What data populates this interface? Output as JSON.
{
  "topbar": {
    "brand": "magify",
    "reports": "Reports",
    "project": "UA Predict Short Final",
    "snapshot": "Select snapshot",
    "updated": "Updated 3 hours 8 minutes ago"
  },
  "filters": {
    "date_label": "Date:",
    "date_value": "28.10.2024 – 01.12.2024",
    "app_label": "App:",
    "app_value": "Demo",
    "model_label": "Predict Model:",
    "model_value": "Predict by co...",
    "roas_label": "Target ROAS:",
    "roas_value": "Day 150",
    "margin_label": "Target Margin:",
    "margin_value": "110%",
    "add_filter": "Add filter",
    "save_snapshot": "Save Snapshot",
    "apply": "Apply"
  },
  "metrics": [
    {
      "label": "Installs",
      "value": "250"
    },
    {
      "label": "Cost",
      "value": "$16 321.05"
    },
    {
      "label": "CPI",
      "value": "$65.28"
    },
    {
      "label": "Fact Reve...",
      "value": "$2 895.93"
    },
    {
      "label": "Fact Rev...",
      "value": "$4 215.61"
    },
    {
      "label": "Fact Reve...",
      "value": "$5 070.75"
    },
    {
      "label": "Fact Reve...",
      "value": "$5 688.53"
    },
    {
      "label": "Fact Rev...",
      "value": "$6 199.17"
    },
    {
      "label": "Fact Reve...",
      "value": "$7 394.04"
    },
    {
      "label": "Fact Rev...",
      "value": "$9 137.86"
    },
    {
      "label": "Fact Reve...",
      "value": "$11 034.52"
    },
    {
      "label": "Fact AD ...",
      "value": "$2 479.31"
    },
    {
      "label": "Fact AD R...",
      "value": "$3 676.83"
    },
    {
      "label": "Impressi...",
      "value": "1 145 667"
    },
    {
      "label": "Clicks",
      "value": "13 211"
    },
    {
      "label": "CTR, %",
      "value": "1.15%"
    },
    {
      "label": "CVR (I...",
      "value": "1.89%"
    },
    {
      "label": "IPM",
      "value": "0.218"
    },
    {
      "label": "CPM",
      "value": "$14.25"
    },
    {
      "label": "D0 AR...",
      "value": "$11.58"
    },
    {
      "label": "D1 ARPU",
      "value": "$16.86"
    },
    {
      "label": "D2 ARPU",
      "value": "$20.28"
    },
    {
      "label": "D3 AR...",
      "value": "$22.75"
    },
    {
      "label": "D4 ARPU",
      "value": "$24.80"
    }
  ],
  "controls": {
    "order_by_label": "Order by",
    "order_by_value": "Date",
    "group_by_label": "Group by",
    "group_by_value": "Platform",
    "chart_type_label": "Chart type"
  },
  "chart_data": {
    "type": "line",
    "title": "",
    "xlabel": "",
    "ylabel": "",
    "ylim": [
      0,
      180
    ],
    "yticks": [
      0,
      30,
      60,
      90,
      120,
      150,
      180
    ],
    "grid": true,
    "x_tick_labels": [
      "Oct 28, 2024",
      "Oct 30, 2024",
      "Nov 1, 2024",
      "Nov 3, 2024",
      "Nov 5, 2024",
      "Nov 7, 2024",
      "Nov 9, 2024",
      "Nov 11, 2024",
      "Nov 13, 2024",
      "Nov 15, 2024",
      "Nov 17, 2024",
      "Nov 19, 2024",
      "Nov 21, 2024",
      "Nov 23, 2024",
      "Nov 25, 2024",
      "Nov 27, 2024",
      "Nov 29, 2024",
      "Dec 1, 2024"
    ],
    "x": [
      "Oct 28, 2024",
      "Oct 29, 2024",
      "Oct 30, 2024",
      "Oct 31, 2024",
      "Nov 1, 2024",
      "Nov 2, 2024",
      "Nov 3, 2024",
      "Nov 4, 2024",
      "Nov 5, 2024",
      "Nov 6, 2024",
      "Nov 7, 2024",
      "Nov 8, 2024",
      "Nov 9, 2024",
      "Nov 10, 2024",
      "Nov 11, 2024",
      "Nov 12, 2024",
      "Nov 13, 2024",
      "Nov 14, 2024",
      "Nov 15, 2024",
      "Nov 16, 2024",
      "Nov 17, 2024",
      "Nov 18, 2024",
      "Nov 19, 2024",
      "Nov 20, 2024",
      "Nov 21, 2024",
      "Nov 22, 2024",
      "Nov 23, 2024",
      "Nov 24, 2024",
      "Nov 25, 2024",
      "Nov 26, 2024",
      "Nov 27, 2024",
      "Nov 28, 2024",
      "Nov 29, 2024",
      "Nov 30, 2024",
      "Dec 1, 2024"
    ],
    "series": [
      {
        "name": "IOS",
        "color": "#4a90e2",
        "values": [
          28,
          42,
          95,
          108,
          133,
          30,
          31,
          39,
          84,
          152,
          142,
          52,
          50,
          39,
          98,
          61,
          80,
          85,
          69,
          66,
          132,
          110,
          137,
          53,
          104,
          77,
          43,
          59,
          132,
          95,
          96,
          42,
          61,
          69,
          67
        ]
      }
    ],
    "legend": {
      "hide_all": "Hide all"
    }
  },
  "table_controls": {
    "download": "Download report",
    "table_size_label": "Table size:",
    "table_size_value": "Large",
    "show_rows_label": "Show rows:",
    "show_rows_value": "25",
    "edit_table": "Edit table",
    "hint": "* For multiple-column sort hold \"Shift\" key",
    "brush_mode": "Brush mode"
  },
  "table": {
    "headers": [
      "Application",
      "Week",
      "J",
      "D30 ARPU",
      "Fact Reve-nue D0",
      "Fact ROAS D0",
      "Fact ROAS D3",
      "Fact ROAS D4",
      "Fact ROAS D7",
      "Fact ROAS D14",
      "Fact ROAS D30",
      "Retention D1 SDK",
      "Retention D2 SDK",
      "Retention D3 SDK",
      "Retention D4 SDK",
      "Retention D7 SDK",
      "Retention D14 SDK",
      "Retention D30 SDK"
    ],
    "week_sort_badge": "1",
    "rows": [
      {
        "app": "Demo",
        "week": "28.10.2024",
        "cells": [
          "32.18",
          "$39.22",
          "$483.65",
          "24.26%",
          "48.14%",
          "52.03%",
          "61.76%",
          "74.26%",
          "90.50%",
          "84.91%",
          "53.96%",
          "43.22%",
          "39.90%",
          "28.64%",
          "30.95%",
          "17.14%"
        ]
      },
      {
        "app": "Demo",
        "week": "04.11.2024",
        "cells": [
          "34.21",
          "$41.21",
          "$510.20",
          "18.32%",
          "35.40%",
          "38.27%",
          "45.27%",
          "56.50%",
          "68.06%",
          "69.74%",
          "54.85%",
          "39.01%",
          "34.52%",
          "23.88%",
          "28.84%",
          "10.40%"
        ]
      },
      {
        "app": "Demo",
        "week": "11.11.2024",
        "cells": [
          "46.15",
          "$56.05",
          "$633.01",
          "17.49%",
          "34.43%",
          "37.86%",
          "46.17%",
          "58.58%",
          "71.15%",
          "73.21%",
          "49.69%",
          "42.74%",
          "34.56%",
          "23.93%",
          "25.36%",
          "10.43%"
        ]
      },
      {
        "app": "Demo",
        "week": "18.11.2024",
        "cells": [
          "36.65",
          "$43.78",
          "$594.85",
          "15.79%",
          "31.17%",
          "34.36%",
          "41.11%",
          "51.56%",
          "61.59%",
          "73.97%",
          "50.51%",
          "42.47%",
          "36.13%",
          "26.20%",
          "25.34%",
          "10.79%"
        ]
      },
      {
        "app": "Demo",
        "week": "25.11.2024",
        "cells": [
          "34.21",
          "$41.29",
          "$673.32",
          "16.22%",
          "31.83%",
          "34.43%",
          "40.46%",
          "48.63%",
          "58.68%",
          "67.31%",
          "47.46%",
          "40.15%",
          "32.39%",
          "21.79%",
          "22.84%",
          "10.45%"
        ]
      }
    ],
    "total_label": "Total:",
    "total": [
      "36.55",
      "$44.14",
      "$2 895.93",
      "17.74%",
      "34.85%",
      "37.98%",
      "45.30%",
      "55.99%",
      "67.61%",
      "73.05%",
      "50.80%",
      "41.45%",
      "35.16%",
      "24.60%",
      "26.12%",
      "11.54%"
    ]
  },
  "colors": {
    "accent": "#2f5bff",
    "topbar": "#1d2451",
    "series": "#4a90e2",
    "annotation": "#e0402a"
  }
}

· · · ·

→ Given instruction:
Gather each line from the listing above that holds "ARPU".

→ Response:
      "label": "D1 ARPU",
      "label": "D2 ARPU",
      "label": "D4 ARPU",
      "D30 ARPU",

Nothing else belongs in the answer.